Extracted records
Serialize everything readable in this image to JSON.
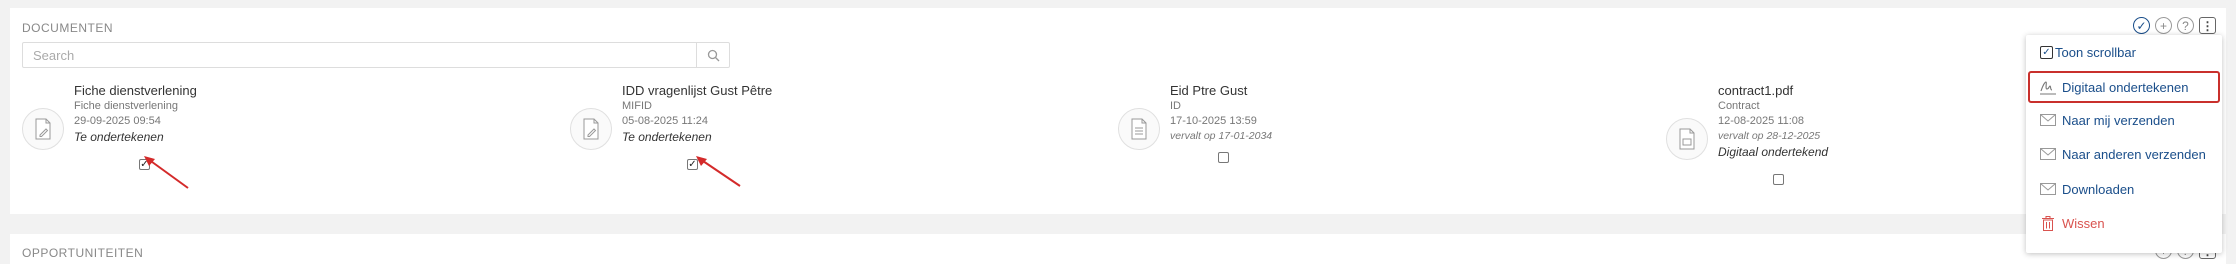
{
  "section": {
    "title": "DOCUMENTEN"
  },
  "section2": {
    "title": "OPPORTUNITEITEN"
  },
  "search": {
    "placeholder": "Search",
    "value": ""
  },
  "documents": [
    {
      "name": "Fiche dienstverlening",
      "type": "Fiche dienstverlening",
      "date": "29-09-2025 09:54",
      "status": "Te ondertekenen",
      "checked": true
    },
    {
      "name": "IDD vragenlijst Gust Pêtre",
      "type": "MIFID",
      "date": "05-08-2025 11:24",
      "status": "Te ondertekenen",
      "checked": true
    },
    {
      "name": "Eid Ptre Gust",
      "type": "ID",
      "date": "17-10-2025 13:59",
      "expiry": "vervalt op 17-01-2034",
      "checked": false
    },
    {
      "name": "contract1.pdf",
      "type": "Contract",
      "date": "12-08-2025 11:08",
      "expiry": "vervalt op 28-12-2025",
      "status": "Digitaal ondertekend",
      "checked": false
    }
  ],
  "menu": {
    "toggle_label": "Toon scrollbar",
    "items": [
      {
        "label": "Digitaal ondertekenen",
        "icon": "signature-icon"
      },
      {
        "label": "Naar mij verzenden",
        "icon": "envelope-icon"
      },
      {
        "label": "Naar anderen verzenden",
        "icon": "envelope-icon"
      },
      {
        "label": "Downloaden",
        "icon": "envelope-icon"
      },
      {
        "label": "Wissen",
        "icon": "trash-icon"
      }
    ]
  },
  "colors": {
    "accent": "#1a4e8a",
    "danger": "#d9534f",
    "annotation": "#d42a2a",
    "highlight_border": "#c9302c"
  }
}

==

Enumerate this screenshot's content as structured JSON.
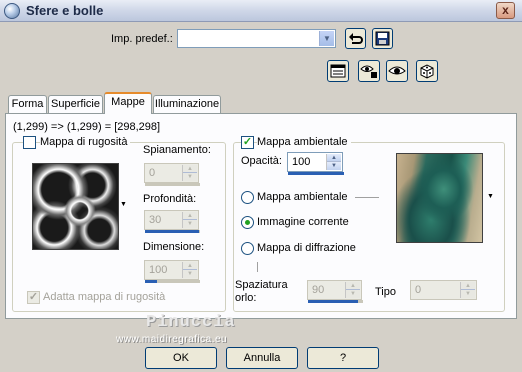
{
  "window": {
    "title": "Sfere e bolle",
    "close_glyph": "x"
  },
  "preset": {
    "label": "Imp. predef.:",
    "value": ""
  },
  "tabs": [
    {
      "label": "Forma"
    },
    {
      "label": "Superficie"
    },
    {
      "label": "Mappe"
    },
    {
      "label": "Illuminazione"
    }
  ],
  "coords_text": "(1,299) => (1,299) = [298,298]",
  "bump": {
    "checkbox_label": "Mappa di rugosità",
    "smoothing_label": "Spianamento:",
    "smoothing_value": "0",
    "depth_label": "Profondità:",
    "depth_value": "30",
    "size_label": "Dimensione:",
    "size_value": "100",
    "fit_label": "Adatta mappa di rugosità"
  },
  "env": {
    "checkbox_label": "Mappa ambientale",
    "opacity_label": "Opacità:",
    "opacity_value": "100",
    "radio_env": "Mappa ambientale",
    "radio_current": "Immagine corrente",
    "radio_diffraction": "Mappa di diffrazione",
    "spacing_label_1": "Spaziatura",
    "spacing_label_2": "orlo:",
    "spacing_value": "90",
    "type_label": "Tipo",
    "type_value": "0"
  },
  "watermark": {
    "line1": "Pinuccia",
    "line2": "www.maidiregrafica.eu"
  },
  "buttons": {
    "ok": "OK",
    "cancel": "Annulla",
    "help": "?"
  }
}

_Set problem_
Above are the records. Copy every line in them holding "JSON".

_Task response_
Serialize everything readable in this image to JSON.
Enumerate this screenshot's content as structured JSON.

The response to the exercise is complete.